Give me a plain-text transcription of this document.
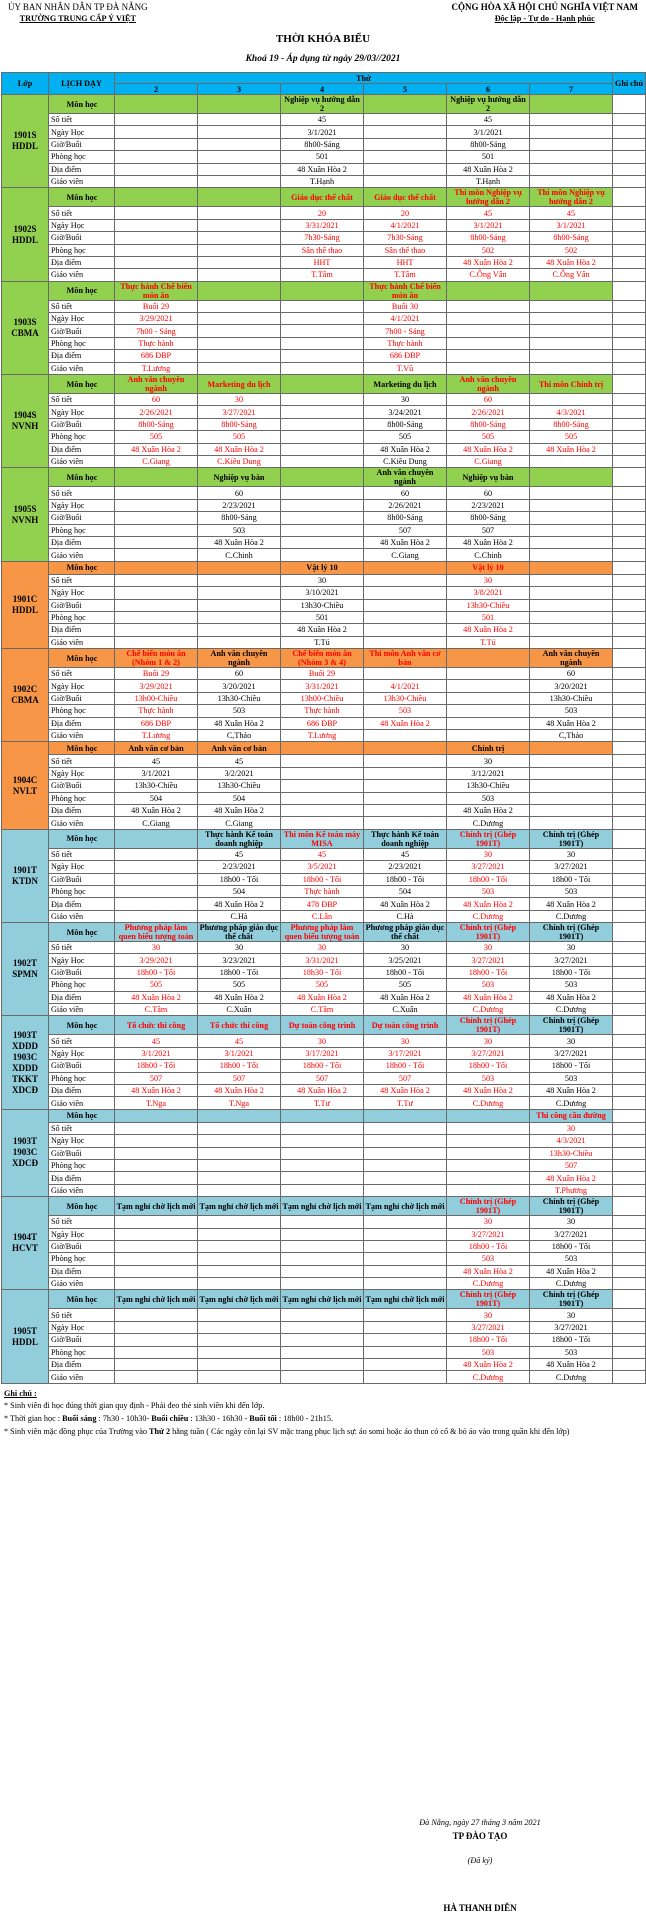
ỦY BAN NHÂN DÂN TP ĐÀ NẴNG
TRƯỜNG TRUNG CẤP Ý VIỆT
CỘNG HÒA XÃ HỘI CHỦ NGHĨA VIỆT NAM
Độc lập - Tự do - Hạnh phúc
THỜI KHÓA BIỂU
Khoá 19 - Áp dụng từ ngày 29/03//2021
Lớp	LỊCH DẠY	Thứ						Ghi chú
		2	3	4	5	6	7	
1901S HDDL	Môn học			Nghiệp vụ hướng dẫn 2		Nghiệp vụ hướng dẫn 2		
	Số tiết			45		45		
	Ngày Học			3/1/2021		3/1/2021		
	Giờ/Buổi			8h00-Sáng		8h00-Sáng		
	Phòng học			501		501		
	Địa điểm			48 Xuân Hòa 2		48 Xuân Hòa 2		
	Giáo viên			T.Hạnh		T.Hạnh		
1902S HDDL	Môn học			Giáo dục thể chất	Giáo dục thể chất	Thi môn Nghiệp vụ hướng dẫn 2	Thi môn Nghiệp vụ hướng dẫn 2	
	Số tiết			20	20	45	45	
	Ngày Học			3/31/2021	4/1/2021	3/1/2021	3/1/2021	
	Giờ/Buổi			7h30-Sáng	7h30-Sáng	8h00-Sáng	8h00-Sáng	
	Phòng học			Sân thể thao	Sân thể thao	502	502	
	Địa điểm			HHT	HHT	48 Xuân Hòa 2	48 Xuân Hòa 2	
	Giáo viên			T.Tâm	T.Tâm	C.Ông Vân	C.Ông Vân	
1903S CBMA	Môn học	Thực hành Chế biến món ăn			Thực hành Chế biến món ăn			
	Số tiết	Buổi 29			Buổi 30			
	Ngày Học	3/29/2021			4/1/2021			
	Giờ/Buổi	7h00 - Sáng			7h00 - Sáng			
	Phòng học	Thực hành			Thực hành			
	Địa điểm	686 ĐBP			686 ĐBP			
	Giáo viên	T.Lương			T.Vũ			
1904S NVNH	Môn học	Anh văn chuyên ngành	Marketing du lịch		Marketing du lịch	Anh văn chuyên ngành	Thi môn Chính trị	
	Số tiết	60	30		30	60		
	Ngày Học	2/26/2021	3/27/2021		3/24/2021	2/26/2021	4/3/2021	
	Giờ/Buổi	8h00-Sáng	8h00-Sáng		8h00-Sáng	8h00-Sáng	8h00-Sáng	
	Phòng học	505	505		505	505	505	
	Địa điểm	48 Xuân Hòa 2	48 Xuân Hòa 2		48 Xuân Hòa 2	48 Xuân Hòa 2	48 Xuân Hòa 2	
	Giáo viên	C.Giang	C.Kiều Dung		C.Kiều Dung	C.Giang		
1905S NVNH	Môn học		Nghiệp vụ bàn		Anh văn chuyên ngành	Nghiệp vụ bàn		
	Số tiết		60		60	60		
	Ngày Học		2/23/2021		2/26/2021	2/23/2021		
	Giờ/Buổi		8h00-Sáng		8h00-Sáng	8h00-Sáng		
	Phòng học		503		507	507		
	Địa điểm		48 Xuân Hòa 2		48 Xuân Hòa 2	48 Xuân Hòa 2		
	Giáo viên		C.Chinh		C.Giang	C.Chinh		
1901C HDDL	Môn học			Vật lý 10		Vật lý 10		
	Số tiết			30		30		
	Ngày Học			3/10/2021		3/8/2021		
	Giờ/Buổi			13h30-Chiều		13h30-Chiều		
	Phòng học			501		501		
	Địa điểm			48 Xuân Hòa 2		48 Xuân Hòa 2		
	Giáo viên			T.Tú		T.Tú		
1902C CBMA	Môn học	Chế biến món ăn (Nhóm 1 & 2)	Anh văn chuyên ngành	Chế biến món ăn (Nhóm 3 & 4)	Thi môn Anh văn cơ bản		Anh văn chuyên ngành	
	Số tiết	Buổi 29	60	Buổi 29			60	
	Ngày Học	3/29/2021	3/20/2021	3/31/2021	4/1/2021		3/20/2021	
	Giờ/Buổi	13h00-Chiều	13h30-Chiều	13h00-Chiều	13h30-Chiều		13h30-Chiều	
	Phòng học	Thực hành	503	Thực hành	503		503	
	Địa điểm	686 ĐBP	48 Xuân Hòa 2	686 ĐBP	48 Xuân Hòa 2		48 Xuân Hòa 2	
	Giáo viên	T.Lương	C,Thảo	T.Lương			C,Thảo	
1904C NVLT	Môn học	Anh văn cơ bản	Anh văn cơ bản			Chính trị		
	Số tiết	45	45			30		
	Ngày Học	3/1/2021	3/2/2021			3/12/2021		
	Giờ/Buổi	13h30-Chiều	13h30-Chiều			13h30-Chiều		
	Phòng học	504	504			503		
	Địa điểm	48 Xuân Hòa 2	48 Xuân Hòa 2			48 Xuân Hòa 2		
	Giáo viên	C.Giang	C.Giang			C.Dương		
1901T KTDN	Môn học		Thực hành Kế toán doanh nghiệp	Thi môn Kế toán máy MISA	Thực hành Kế toán doanh nghiệp	Chính trị (Ghép 1901T)	Chính trị (Ghép 1901T)	
	Số tiết		45	45	45	30	30	
	Ngày Học		2/23/2021	3/5/2021	2/23/2021	3/27/2021	3/27/2021	
	Giờ/Buổi		18h00 - Tối	18h00 - Tối	18h00 - Tối	18h00 - Tối	18h00 - Tối	
	Phòng học		504	Thực hành	504	503	503	
	Địa điểm		48 Xuân Hòa 2	478 ĐBP	48 Xuân Hòa 2	48 Xuân Hòa 2	48 Xuân Hòa 2	
	Giáo viên		C.Hà	C.Lân	C.Hà	C.Dương	C.Dương	
1902T SPMN	Môn học	Phương pháp làm quen biểu tượng toán	Phương pháp giáo dục thể chất	Phương pháp làm quen biểu tượng toán	Phương pháp giáo dục thể chất	Chính trị (Ghép 1901T)	Chính trị (Ghép 1901T)	
	Số tiết	30	30	30	30	30	30	
	Ngày Học	3/29/2021	3/23/2021	3/31/2021	3/25/2021	3/27/2021	3/27/2021	
	Giờ/Buổi	18h00 - Tối	18h00 - Tối	18h30 - Tối	18h00 - Tối	18h00 - Tối	18h00 - Tối	
	Phòng học	505	505	505	505	503	503	
	Địa điểm	48 Xuân Hòa 2	48 Xuân Hòa 2	48 Xuân Hòa 2	48 Xuân Hòa 2	48 Xuân Hòa 2	48 Xuân Hòa 2	
	Giáo viên	C.Tâm	C.Xuân	C.Tâm	C.Xuân	C.Dương	C.Dương	
1903T XDDD 1903C XDDD TKKT XDCĐ	Môn học	Tổ chức thi công	Tổ chức thi công	Dự toán công trình	Dự toán công trình	Chính trị (Ghép 1901T)	Chính trị (Ghép 1901T)	
	Số tiết	45	45	30	30	30	30	
	Ngày Học	3/1/2021	3/1/2021	3/17/2021	3/17/2021	3/27/2021	3/27/2021	
	Giờ/Buổi	18h00 - Tối	18h00 - Tối	18h00 - Tối	18h00 - Tối	18h00 - Tối	18h00 - Tối	
	Phòng học	507	507	507	507	503	503	
	Địa điểm	48 Xuân Hòa 2	48 Xuân Hòa 2	48 Xuân Hòa 2	48 Xuân Hòa 2	48 Xuân Hòa 2	48 Xuân Hòa 2	
	Giáo viên	T.Nga	T.Nga	T.Tư	T.Tư	C.Dương	C.Dương	
1903T 1903C XDCĐ	Môn học						Thi công cầu đường	
	Số tiết						30	
	Ngày Học						4/3/2021	
	Giờ/Buổi						13h30-Chiều	
	Phòng học						507	
	Địa điểm						48 Xuân Hòa 2	
	Giáo viên						T.Phương	
1904T HCVT	Môn học	Tạm nghỉ chờ lịch mới	Tạm nghỉ chờ lịch mới	Tạm nghỉ chờ lịch mới	Tạm nghỉ chờ lịch mới	Chính trị (Ghép 1901T)	Chính trị (Ghép 1901T)	
	Số tiết					30	30	
	Ngày Học					3/27/2021	3/27/2021	
	Giờ/Buổi					18h00 - Tối	18h00 - Tối	
	Phòng học					503	503	
	Địa điểm					48 Xuân Hòa 2	48 Xuân Hòa 2	
	Giáo viên					C.Dương	C.Dương	
1905T HDDL	Môn học	Tạm nghỉ chờ lịch mới	Tạm nghỉ chờ lịch mới	Tạm nghỉ chờ lịch mới	Tạm nghỉ chờ lịch mới	Chính trị (Ghép 1901T)	Chính trị (Ghép 1901T)	
	Số tiết					30	30	
	Ngày Học					3/27/2021	3/27/2021	
	Giờ/Buổi					18h00 - Tối	18h00 - Tối	
	Phòng học					503	503	
	Địa điểm					48 Xuân Hòa 2	48 Xuân Hòa 2	
	Giáo viên					C.Dương	C.Dương	
Ghi chú :
* Sinh viên đi học đúng thời gian quy định - Phải đeo thẻ sinh viên khi đến lớp.
* Thời gian học : Buổi sáng : 7h30 - 10h30- Buổi chiều : 13h30 - 16h30 - Buổi tối : 18h00 - 21h15.
* Sinh viên mặc đồng phục của Trường vào Thứ 2 hằng tuần ( Các ngày còn lại SV mặc trang phục lịch sự: áo somi hoặc áo thun có cổ & bỏ áo vào trong quần khi đến lớp)
Đà Nẵng, ngày 27 tháng 3 năm 2021
TP ĐÀO TẠO
(Đã ký)
HÀ THANH DIỄN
________________________
What the task requires: Show every line from the listing above in which the string "VIỆT" appears.

Finished exercise:
TRƯỜNG TRUNG CẤP Ý VIỆT
CỘNG HÒA XÃ HỘI CHỦ NGHĨA VIỆT NAM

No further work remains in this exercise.